## START Source data

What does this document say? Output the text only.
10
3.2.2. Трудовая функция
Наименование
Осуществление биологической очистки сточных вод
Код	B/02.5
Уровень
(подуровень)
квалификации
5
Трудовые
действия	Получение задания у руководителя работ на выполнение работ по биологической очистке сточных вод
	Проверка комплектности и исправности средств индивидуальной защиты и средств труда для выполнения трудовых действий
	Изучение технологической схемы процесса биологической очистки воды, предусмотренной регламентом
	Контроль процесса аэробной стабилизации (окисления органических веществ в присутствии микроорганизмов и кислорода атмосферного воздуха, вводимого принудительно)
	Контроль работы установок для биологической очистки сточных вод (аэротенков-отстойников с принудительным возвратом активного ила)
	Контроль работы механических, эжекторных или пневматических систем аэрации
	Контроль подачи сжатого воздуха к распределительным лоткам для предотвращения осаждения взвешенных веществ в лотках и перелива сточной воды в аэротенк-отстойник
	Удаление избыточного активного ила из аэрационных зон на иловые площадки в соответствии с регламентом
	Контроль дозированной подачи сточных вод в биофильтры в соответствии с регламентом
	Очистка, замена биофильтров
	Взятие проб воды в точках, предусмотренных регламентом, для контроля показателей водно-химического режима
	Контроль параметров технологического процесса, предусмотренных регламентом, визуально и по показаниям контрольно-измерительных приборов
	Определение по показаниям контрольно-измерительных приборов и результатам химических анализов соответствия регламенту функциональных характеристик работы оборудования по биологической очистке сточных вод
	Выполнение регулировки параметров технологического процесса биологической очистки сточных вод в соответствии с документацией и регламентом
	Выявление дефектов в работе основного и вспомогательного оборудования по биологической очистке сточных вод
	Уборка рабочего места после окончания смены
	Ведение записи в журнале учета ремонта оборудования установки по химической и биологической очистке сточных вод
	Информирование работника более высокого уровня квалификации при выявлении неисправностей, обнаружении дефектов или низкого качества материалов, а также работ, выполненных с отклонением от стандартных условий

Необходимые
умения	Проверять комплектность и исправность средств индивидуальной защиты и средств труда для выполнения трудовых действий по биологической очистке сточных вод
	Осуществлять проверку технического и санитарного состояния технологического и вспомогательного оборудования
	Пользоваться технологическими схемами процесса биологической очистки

## END Source data

#### Written exercise:
Search the data above for lines holding "активного" and copy each of them.

#### Complete output:
	Контроль работы установок для биологической очистки сточных вод (аэротенков-отстойников с принудительным возвратом активного ила)
	Удаление избыточного активного ила из аэрационных зон на иловые площадки в соответствии с регламентом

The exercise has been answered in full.